* Goal
Reproduce the lines of the records verbatim, beginning at the line that contains "- black-pawn[interactable]: ♟: [34, 61, 58, 91]" and stopping after the line that contains "- square-a7[interactable]: [1, 31, 31, 61]".

* Provided material

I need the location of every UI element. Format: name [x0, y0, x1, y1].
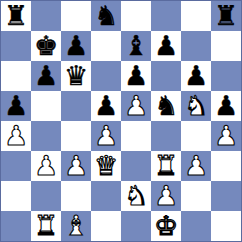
- black-pawn[interactable]: ♟: [34, 61, 58, 91]
- square-e5[interactable]: ♟: [121, 91, 151, 121]
- square-d6[interactable]: [91, 61, 121, 91]
- square-c2[interactable]: [61, 181, 91, 211]
- square-c1[interactable]: ♝: [61, 211, 91, 241]
- black-king[interactable]: ♚: [34, 31, 58, 61]
- square-b8[interactable]: [31, 1, 61, 31]
- square-h4[interactable]: ♟: [211, 121, 241, 151]
- square-c3[interactable]: ♟: [61, 151, 91, 181]
- square-b2[interactable]: [31, 181, 61, 211]
- square-g7[interactable]: [181, 31, 211, 61]
- square-c5[interactable]: [61, 91, 91, 121]
- white-pawn[interactable]: ♟: [4, 121, 28, 151]
- square-g4[interactable]: [181, 121, 211, 151]
- square-f7[interactable]: ♟: [151, 31, 181, 61]
- square-b1[interactable]: ♜: [31, 211, 61, 241]
- black-pawn[interactable]: ♟: [64, 31, 88, 61]
- square-b3[interactable]: ♟: [31, 151, 61, 181]
- square-c4[interactable]: [61, 121, 91, 151]
- white-knight[interactable]: ♞: [184, 91, 208, 121]
- white-pawn[interactable]: ♟: [214, 121, 238, 151]
- white-pawn[interactable]: ♟: [184, 151, 208, 181]
- square-e4[interactable]: [121, 121, 151, 151]
- black-pawn[interactable]: ♟: [154, 31, 178, 61]
- black-rook[interactable]: ♜: [4, 1, 28, 31]
- black-pawn[interactable]: ♟: [4, 91, 28, 121]
- square-c7[interactable]: ♟: [61, 31, 91, 61]
- square-a7[interactable]: [1, 31, 31, 61]
- square-g8[interactable]: [181, 1, 211, 31]
- square-f2[interactable]: ♟: [151, 181, 181, 211]
- square-e1[interactable]: [121, 211, 151, 241]
- square-f6[interactable]: [151, 61, 181, 91]
- square-e2[interactable]: ♞: [121, 181, 151, 211]
- square-c8[interactable]: [61, 1, 91, 31]
- square-a8[interactable]: ♜: [1, 1, 31, 31]
- square-a5[interactable]: ♟: [1, 91, 31, 121]
- square-d1[interactable]: [91, 211, 121, 241]
- square-b5[interactable]: [31, 91, 61, 121]
- white-king[interactable]: ♚: [154, 211, 178, 241]
- black-rook[interactable]: ♜: [214, 1, 238, 31]
- square-d7[interactable]: [91, 31, 121, 61]
- square-b6[interactable]: ♟: [31, 61, 61, 91]
- square-h8[interactable]: ♜: [211, 1, 241, 31]
- square-e7[interactable]: ♝: [121, 31, 151, 61]
- square-g5[interactable]: ♞: [181, 91, 211, 121]
- square-a1[interactable]: [1, 211, 31, 241]
- white-pawn[interactable]: ♟: [154, 181, 178, 211]
- black-knight[interactable]: ♞: [154, 91, 178, 121]
- square-d3[interactable]: ♛: [91, 151, 121, 181]
- square-b7[interactable]: ♚: [31, 31, 61, 61]
- black-pawn[interactable]: ♟: [184, 61, 208, 91]
- square-g1[interactable]: [181, 211, 211, 241]
- black-pawn[interactable]: ♟: [124, 61, 148, 91]
- square-a6[interactable]: [1, 61, 31, 91]
- square-c6[interactable]: ♛: [61, 61, 91, 91]
- square-e3[interactable]: [121, 151, 151, 181]
- chess-board: ♜♞♜♚♟♝♟♟♛♟♟♟♟♟♞♞♟♟♟♟♟♟♛♜♟♞♟♜♝♚: [0, 0, 242, 242]
- white-knight[interactable]: ♞: [124, 181, 148, 211]
- square-h2[interactable]: [211, 181, 241, 211]
- square-d5[interactable]: ♟: [91, 91, 121, 121]
- square-a4[interactable]: ♟: [1, 121, 31, 151]
- black-bishop[interactable]: ♝: [124, 31, 148, 61]
- square-g6[interactable]: ♟: [181, 61, 211, 91]
- black-queen[interactable]: ♛: [64, 61, 88, 91]
- square-g2[interactable]: [181, 181, 211, 211]
- white-pawn[interactable]: ♟: [64, 151, 88, 181]
- black-pawn[interactable]: ♟: [94, 91, 118, 121]
- square-d2[interactable]: [91, 181, 121, 211]
- square-d8[interactable]: ♞: [91, 1, 121, 31]
- square-h5[interactable]: ♟: [211, 91, 241, 121]
- square-h1[interactable]: [211, 211, 241, 241]
- black-knight[interactable]: ♞: [94, 1, 118, 31]
- white-rook[interactable]: ♜: [154, 151, 178, 181]
- square-e6[interactable]: ♟: [121, 61, 151, 91]
- square-d4[interactable]: ♟: [91, 121, 121, 151]
- square-a2[interactable]: [1, 181, 31, 211]
- square-h3[interactable]: [211, 151, 241, 181]
- square-f1[interactable]: ♚: [151, 211, 181, 241]
- white-pawn[interactable]: ♟: [34, 151, 58, 181]
- square-f5[interactable]: ♞: [151, 91, 181, 121]
- white-queen[interactable]: ♛: [94, 151, 118, 181]
- square-h7[interactable]: [211, 31, 241, 61]
- white-rook[interactable]: ♜: [34, 211, 58, 241]
- white-pawn[interactable]: ♟: [94, 121, 118, 151]
- square-f3[interactable]: ♜: [151, 151, 181, 181]
- square-e8[interactable]: [121, 1, 151, 31]
- square-f8[interactable]: [151, 1, 181, 31]
- square-b4[interactable]: [31, 121, 61, 151]
- square-f4[interactable]: [151, 121, 181, 151]
- square-g3[interactable]: ♟: [181, 151, 211, 181]
- square-a3[interactable]: [1, 151, 31, 181]
- white-bishop[interactable]: ♝: [64, 211, 88, 241]
- black-pawn[interactable]: ♟: [214, 91, 238, 121]
- square-h6[interactable]: [211, 61, 241, 91]
- white-pawn[interactable]: ♟: [124, 91, 148, 121]
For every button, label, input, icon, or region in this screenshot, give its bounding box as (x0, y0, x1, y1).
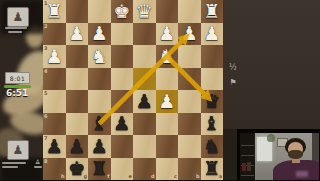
square-d7[interactable] (133, 135, 156, 158)
piece-wN-f3[interactable]: ♞ (88, 45, 111, 68)
piece-wP-g2[interactable]: ♟ (66, 23, 89, 46)
square-e6[interactable]: ♟ (111, 113, 134, 136)
square-b7[interactable] (178, 135, 201, 158)
square-b8[interactable]: b (178, 158, 201, 181)
chess-board[interactable]: 1♜♚♛♜2♟♟♟♟♟3♟♞♞45♟♟♛6♝♟♝7♟♟♟♞8hg♚f♜edcba… (43, 0, 223, 180)
file-label-g: g (83, 174, 87, 179)
square-c5[interactable]: ♟ (156, 90, 179, 113)
square-b5[interactable] (178, 90, 201, 113)
file-label-a: a (219, 174, 222, 179)
mini-pawn-icon: ♙ (35, 158, 40, 165)
square-b4[interactable] (178, 68, 201, 91)
webcam-content (240, 133, 319, 180)
square-g1[interactable] (66, 0, 89, 23)
piece-wP-c2[interactable]: ♟ (156, 23, 179, 46)
square-b3[interactable] (178, 45, 201, 68)
resign-button[interactable]: ⚑ (227, 77, 239, 88)
square-d5[interactable]: ♟ (133, 90, 156, 113)
piece-wQ-d1[interactable]: ♛ (133, 0, 156, 23)
pawn-icon: ♟ (13, 144, 24, 156)
square-e4[interactable] (111, 68, 134, 91)
bookshelf (240, 133, 255, 180)
square-e8[interactable]: e (111, 158, 134, 181)
square-h6[interactable]: 6 (43, 113, 66, 136)
rank-label-3: 3 (44, 46, 47, 51)
square-c8[interactable]: c (156, 158, 179, 181)
piece-bB-a6[interactable]: ♝ (201, 113, 224, 136)
file-label-c: c (174, 174, 177, 179)
plant (267, 134, 275, 142)
piece-bP-d5[interactable]: ♟ (133, 90, 156, 113)
square-h4[interactable]: 4 (43, 68, 66, 91)
piece-bP-g7[interactable]: ♟ (66, 135, 89, 158)
square-a3[interactable] (201, 45, 224, 68)
square-c2[interactable]: ♟ (156, 23, 179, 46)
square-h7[interactable]: 7♟ (43, 135, 66, 158)
left-sidebar: ♟ 8:01 6:51 ♟ ♙ (0, 0, 43, 180)
square-f6[interactable]: ♝ (88, 113, 111, 136)
square-e1[interactable]: ♚ (111, 0, 134, 23)
piece-bP-e6[interactable]: ♟ (111, 113, 134, 136)
rank-label-5: 5 (44, 91, 47, 96)
board-grid: 1♜♚♛♜2♟♟♟♟♟3♟♞♞45♟♟♛6♝♟♝7♟♟♟♞8hg♚f♜edcba… (43, 0, 223, 180)
square-a1[interactable]: ♜ (201, 0, 224, 23)
streamer-beard (288, 150, 303, 159)
square-d6[interactable] (133, 113, 156, 136)
square-h3[interactable]: 3♟ (43, 45, 66, 68)
rank-label-7: 7 (44, 136, 47, 141)
square-g5[interactable] (66, 90, 89, 113)
shirt-graphic (296, 171, 308, 177)
square-e2[interactable] (111, 23, 134, 46)
square-a8[interactable]: a♜ (201, 158, 224, 181)
rank-label-1: 1 (44, 1, 47, 6)
video-frame: ♟ 8:01 6:51 ♟ ♙ 1♜♚♛♜2♟♟♟♟♟3♟♞♞45♟♟♛6♝♟♝… (0, 0, 320, 180)
square-a7[interactable]: ♞ (201, 135, 224, 158)
square-d2[interactable] (133, 23, 156, 46)
square-a4[interactable] (201, 68, 224, 91)
piece-wP-c5[interactable]: ♟ (156, 90, 179, 113)
dark-gap (223, 129, 237, 180)
square-g2[interactable]: ♟ (66, 23, 89, 46)
square-h8[interactable]: 8h (43, 158, 66, 181)
rank-label-6: 6 (44, 114, 47, 119)
file-label-h: h (61, 174, 65, 179)
piece-bQ-a5[interactable]: ♛ (201, 90, 224, 113)
piece-wP-b2[interactable]: ♟ (178, 23, 201, 46)
square-a6[interactable]: ♝ (201, 113, 224, 136)
piece-bN-a7[interactable]: ♞ (201, 135, 224, 158)
square-d3[interactable] (133, 45, 156, 68)
square-b6[interactable] (178, 113, 201, 136)
square-d4[interactable] (133, 68, 156, 91)
file-label-b: b (196, 174, 200, 179)
mini-score-text-blurred (34, 166, 42, 168)
piece-bP-f7[interactable]: ♟ (88, 135, 111, 158)
username-text-blurred (2, 166, 18, 168)
square-c1[interactable] (156, 0, 179, 23)
square-f5[interactable] (88, 90, 111, 113)
streamer-shirt (273, 160, 319, 180)
file-label-e: e (129, 174, 132, 179)
square-d1[interactable]: ♛ (133, 0, 156, 23)
square-h5[interactable]: 5 (43, 90, 66, 113)
rank-label-4: 4 (44, 69, 47, 74)
username-text-blurred (5, 27, 27, 29)
piece-wN-c3[interactable]: ♞ (156, 45, 179, 68)
square-a2[interactable]: ♟ (201, 23, 224, 46)
offer-draw-button[interactable]: ½ (227, 62, 239, 73)
square-c3[interactable]: ♞ (156, 45, 179, 68)
clock-top-time: 8:01 (10, 75, 25, 82)
pawn-icon: ♟ (13, 11, 24, 23)
square-b2[interactable]: ♟ (178, 23, 201, 46)
square-c4[interactable] (156, 68, 179, 91)
piece-wP-a2[interactable]: ♟ (201, 23, 224, 46)
webcam-feed (237, 129, 320, 180)
clock-bottom-time: 6:51 (6, 88, 28, 98)
clock-top: 8:01 (5, 72, 30, 84)
square-g8[interactable]: g♚ (66, 158, 89, 181)
file-label-f: f (107, 174, 109, 179)
player-avatar-top: ♟ (7, 7, 29, 27)
square-a5[interactable]: ♛ (201, 90, 224, 113)
square-f3[interactable]: ♞ (88, 45, 111, 68)
square-f7[interactable]: ♟ (88, 135, 111, 158)
square-g6[interactable] (66, 113, 89, 136)
last-move-highlight (133, 68, 156, 91)
square-d8[interactable]: d (133, 158, 156, 181)
username-text-blurred (2, 162, 26, 164)
square-e5[interactable] (111, 90, 134, 113)
square-f2[interactable]: ♟ (88, 23, 111, 46)
square-e7[interactable] (111, 135, 134, 158)
piece-bB-f6[interactable]: ♝ (88, 113, 111, 136)
username-text-blurred (8, 31, 22, 33)
square-c7[interactable] (156, 135, 179, 158)
rank-label-8: 8 (44, 159, 47, 164)
square-b1[interactable] (178, 0, 201, 23)
square-h1[interactable]: 1♜ (43, 0, 66, 23)
square-g7[interactable]: ♟ (66, 135, 89, 158)
square-g4[interactable] (66, 68, 89, 91)
square-c6[interactable] (156, 113, 179, 136)
square-f8[interactable]: f♜ (88, 158, 111, 181)
player-avatar-bottom: ♟ (7, 140, 29, 160)
flag-icon: ⚑ (229, 79, 236, 87)
square-e3[interactable] (111, 45, 134, 68)
rank-label-2: 2 (44, 24, 47, 29)
half-point-icon: ½ (229, 64, 237, 72)
square-g3[interactable] (66, 45, 89, 68)
piece-wK-e1[interactable]: ♚ (111, 0, 134, 23)
piece-wR-a1[interactable]: ♜ (201, 0, 224, 23)
square-h2[interactable]: 2 (43, 23, 66, 46)
square-f4[interactable] (88, 68, 111, 91)
piece-wP-f2[interactable]: ♟ (88, 23, 111, 46)
square-f1[interactable] (88, 0, 111, 23)
file-label-d: d (151, 174, 155, 179)
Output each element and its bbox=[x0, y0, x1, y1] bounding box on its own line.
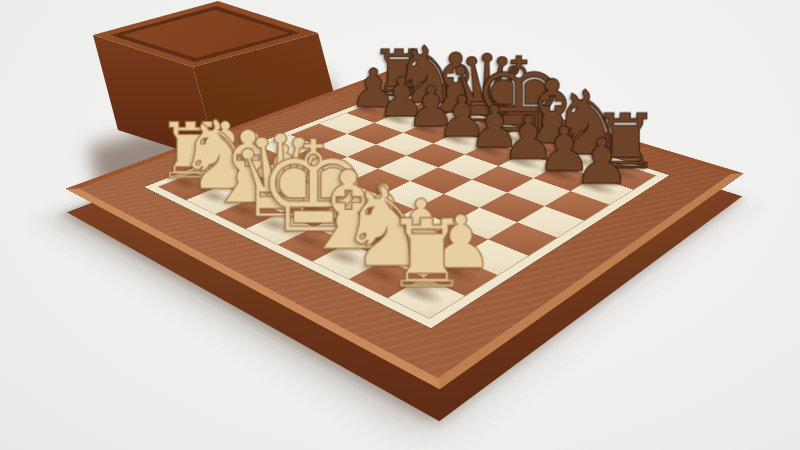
chess-board: ♜♞♝♛♚♝♞♜♟♟♟♟♟♟♟♟♟♟♟♟♟♟♟♟♜♞♝♛♚♝♞♜ bbox=[66, 69, 744, 390]
board-scene: ♜♞♝♛♚♝♞♜♟♟♟♟♟♟♟♟♟♟♟♟♟♟♟♟♜♞♝♛♚♝♞♜ bbox=[0, 0, 800, 450]
product-photo-stage: ♜♞♝♛♚♝♞♜♟♟♟♟♟♟♟♟♟♟♟♟♟♟♟♟♜♞♝♛♚♝♞♜ bbox=[0, 0, 800, 450]
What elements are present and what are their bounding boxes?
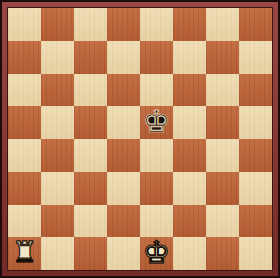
square-g3[interactable] bbox=[206, 172, 239, 205]
square-h3[interactable] bbox=[239, 172, 272, 205]
square-f8[interactable] bbox=[173, 8, 206, 41]
square-f6[interactable] bbox=[173, 74, 206, 107]
square-f3[interactable] bbox=[173, 172, 206, 205]
square-c6[interactable] bbox=[74, 74, 107, 107]
square-e4[interactable] bbox=[140, 139, 173, 172]
square-a2[interactable] bbox=[8, 205, 41, 238]
black-king[interactable]: ♚ bbox=[143, 106, 171, 137]
square-b5[interactable] bbox=[41, 106, 74, 139]
square-d6[interactable] bbox=[107, 74, 140, 107]
square-c8[interactable] bbox=[74, 8, 107, 41]
chessboard-frame: ♚♜♚ bbox=[0, 0, 280, 278]
square-b2[interactable] bbox=[41, 205, 74, 238]
square-h5[interactable] bbox=[239, 106, 272, 139]
square-e1[interactable]: ♚ bbox=[140, 237, 173, 270]
square-g5[interactable] bbox=[206, 106, 239, 139]
square-c7[interactable] bbox=[74, 41, 107, 74]
square-f1[interactable] bbox=[173, 237, 206, 270]
square-c3[interactable] bbox=[74, 172, 107, 205]
square-h7[interactable] bbox=[239, 41, 272, 74]
square-b4[interactable] bbox=[41, 139, 74, 172]
chessboard: ♚♜♚ bbox=[7, 7, 273, 271]
square-g2[interactable] bbox=[206, 205, 239, 238]
white-king[interactable]: ♚ bbox=[143, 237, 171, 268]
square-a7[interactable] bbox=[8, 41, 41, 74]
square-e3[interactable] bbox=[140, 172, 173, 205]
square-b8[interactable] bbox=[41, 8, 74, 41]
square-h8[interactable] bbox=[239, 8, 272, 41]
square-d8[interactable] bbox=[107, 8, 140, 41]
square-d3[interactable] bbox=[107, 172, 140, 205]
square-e8[interactable] bbox=[140, 8, 173, 41]
square-g6[interactable] bbox=[206, 74, 239, 107]
square-a4[interactable] bbox=[8, 139, 41, 172]
square-f7[interactable] bbox=[173, 41, 206, 74]
square-c5[interactable] bbox=[74, 106, 107, 139]
square-h6[interactable] bbox=[239, 74, 272, 107]
square-d1[interactable] bbox=[107, 237, 140, 270]
square-h2[interactable] bbox=[239, 205, 272, 238]
square-a6[interactable] bbox=[8, 74, 41, 107]
square-a3[interactable] bbox=[8, 172, 41, 205]
square-h4[interactable] bbox=[239, 139, 272, 172]
square-d4[interactable] bbox=[107, 139, 140, 172]
square-g4[interactable] bbox=[206, 139, 239, 172]
square-g8[interactable] bbox=[206, 8, 239, 41]
square-c2[interactable] bbox=[74, 205, 107, 238]
square-e2[interactable] bbox=[140, 205, 173, 238]
square-g1[interactable] bbox=[206, 237, 239, 270]
square-f4[interactable] bbox=[173, 139, 206, 172]
square-e5[interactable]: ♚ bbox=[140, 106, 173, 139]
square-b7[interactable] bbox=[41, 41, 74, 74]
square-g7[interactable] bbox=[206, 41, 239, 74]
square-d2[interactable] bbox=[107, 205, 140, 238]
square-e6[interactable] bbox=[140, 74, 173, 107]
square-d7[interactable] bbox=[107, 41, 140, 74]
square-c1[interactable] bbox=[74, 237, 107, 270]
white-rook[interactable]: ♜ bbox=[12, 238, 38, 267]
square-e7[interactable] bbox=[140, 41, 173, 74]
square-c4[interactable] bbox=[74, 139, 107, 172]
square-a8[interactable] bbox=[8, 8, 41, 41]
square-h1[interactable] bbox=[239, 237, 272, 270]
square-f5[interactable] bbox=[173, 106, 206, 139]
square-a1[interactable]: ♜ bbox=[8, 237, 41, 270]
square-f2[interactable] bbox=[173, 205, 206, 238]
square-a5[interactable] bbox=[8, 106, 41, 139]
square-d5[interactable] bbox=[107, 106, 140, 139]
square-b1[interactable] bbox=[41, 237, 74, 270]
square-b3[interactable] bbox=[41, 172, 74, 205]
square-b6[interactable] bbox=[41, 74, 74, 107]
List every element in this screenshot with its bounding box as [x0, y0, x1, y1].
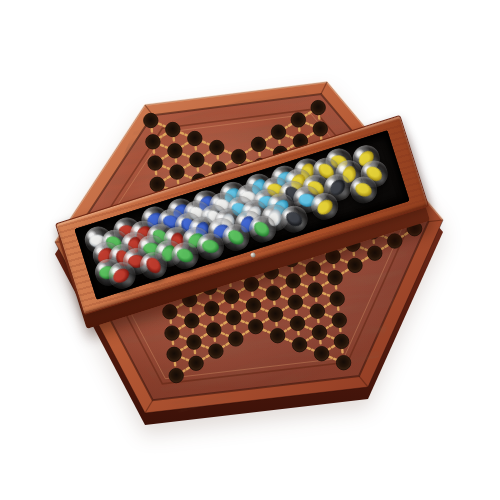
- board-hole[interactable]: [330, 292, 344, 306]
- board-hole[interactable]: [368, 246, 382, 260]
- product-photo: [0, 0, 500, 500]
- board-hole[interactable]: [246, 298, 260, 312]
- board-hole[interactable]: [388, 234, 402, 248]
- board-hole[interactable]: [232, 149, 246, 163]
- board-hole[interactable]: [334, 334, 348, 348]
- board-hole[interactable]: [166, 122, 180, 136]
- board-hole[interactable]: [314, 347, 328, 361]
- board-hole[interactable]: [168, 144, 182, 158]
- board-hole[interactable]: [308, 283, 322, 297]
- board-hole[interactable]: [312, 325, 326, 339]
- board-hole[interactable]: [306, 262, 320, 276]
- board-hole[interactable]: [187, 335, 201, 349]
- board-hole[interactable]: [332, 313, 346, 327]
- board-hole[interactable]: [290, 316, 304, 330]
- board-hole[interactable]: [144, 113, 158, 127]
- board-hole[interactable]: [249, 319, 263, 333]
- board-hole[interactable]: [207, 323, 221, 337]
- board-hole[interactable]: [146, 135, 160, 149]
- marble-swirl: [111, 266, 132, 286]
- board-hole[interactable]: [205, 301, 219, 315]
- board-hole[interactable]: [328, 271, 342, 285]
- board-hole[interactable]: [189, 356, 203, 370]
- board-hole[interactable]: [292, 338, 306, 352]
- board-hole[interactable]: [310, 304, 324, 318]
- board-hole[interactable]: [148, 156, 162, 170]
- board-hole[interactable]: [336, 356, 350, 370]
- board-hole[interactable]: [288, 295, 302, 309]
- board-hole[interactable]: [271, 125, 285, 139]
- marble-swirl: [175, 247, 196, 265]
- board-hole[interactable]: [165, 326, 179, 340]
- board-hole[interactable]: [291, 113, 305, 127]
- board-hole[interactable]: [170, 165, 184, 179]
- marble-swirl: [201, 238, 220, 254]
- board-hole[interactable]: [286, 274, 300, 288]
- board-hole[interactable]: [266, 286, 280, 300]
- board-hole[interactable]: [348, 258, 362, 272]
- marble-swirl: [314, 196, 335, 217]
- board-hole[interactable]: [169, 368, 183, 382]
- board-hole[interactable]: [251, 137, 265, 151]
- board-hole[interactable]: [311, 100, 325, 114]
- board-hole[interactable]: [163, 305, 177, 319]
- board-hole[interactable]: [167, 347, 181, 361]
- marble-swirl: [353, 180, 374, 198]
- board-hole[interactable]: [224, 289, 238, 303]
- board-hole[interactable]: [268, 307, 282, 321]
- board-hole[interactable]: [229, 332, 243, 346]
- board-hole[interactable]: [270, 329, 284, 343]
- marble-swirl: [143, 255, 164, 276]
- board-hole[interactable]: [313, 122, 327, 136]
- marble-swirl: [225, 227, 246, 248]
- board-hole[interactable]: [210, 140, 224, 154]
- rim-pin: [250, 252, 256, 258]
- board-hole[interactable]: [227, 310, 241, 324]
- marble-swirl: [251, 219, 272, 240]
- board-hole[interactable]: [188, 131, 202, 145]
- board-hole[interactable]: [209, 344, 223, 358]
- board-hole[interactable]: [185, 314, 199, 328]
- board-hole[interactable]: [244, 277, 258, 291]
- marble-swirl: [283, 209, 304, 229]
- board-hole[interactable]: [190, 153, 204, 167]
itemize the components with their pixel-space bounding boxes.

* Task result
- black-pawn[interactable]: ♟: [34, 61, 58, 91]
- square-e5[interactable]: ♟: [121, 91, 151, 121]
- square-d6[interactable]: [91, 61, 121, 91]
- square-c2[interactable]: [61, 181, 91, 211]
- square-c1[interactable]: ♝: [61, 211, 91, 241]
- black-king[interactable]: ♚: [34, 31, 58, 61]
- square-b8[interactable]: [31, 1, 61, 31]
- square-h4[interactable]: ♟: [211, 121, 241, 151]
- square-c3[interactable]: ♟: [61, 151, 91, 181]
- square-b2[interactable]: [31, 181, 61, 211]
- square-g7[interactable]: [181, 31, 211, 61]
- square-c5[interactable]: [61, 91, 91, 121]
- white-pawn[interactable]: ♟: [4, 121, 28, 151]
- square-g4[interactable]: [181, 121, 211, 151]
- square-f7[interactable]: ♟: [151, 31, 181, 61]
- square-b1[interactable]: ♜: [31, 211, 61, 241]
- black-pawn[interactable]: ♟: [64, 31, 88, 61]
- square-b3[interactable]: ♟: [31, 151, 61, 181]
- square-c4[interactable]: [61, 121, 91, 151]
- white-knight[interactable]: ♞: [184, 91, 208, 121]
- white-pawn[interactable]: ♟: [214, 121, 238, 151]
- white-pawn[interactable]: ♟: [184, 151, 208, 181]
- square-e4[interactable]: [121, 121, 151, 151]
- black-pawn[interactable]: ♟: [154, 31, 178, 61]
- black-rook[interactable]: ♜: [4, 1, 28, 31]
- black-pawn[interactable]: ♟: [4, 91, 28, 121]
- square-c7[interactable]: ♟: [61, 31, 91, 61]
- square-a7[interactable]: [1, 31, 31, 61]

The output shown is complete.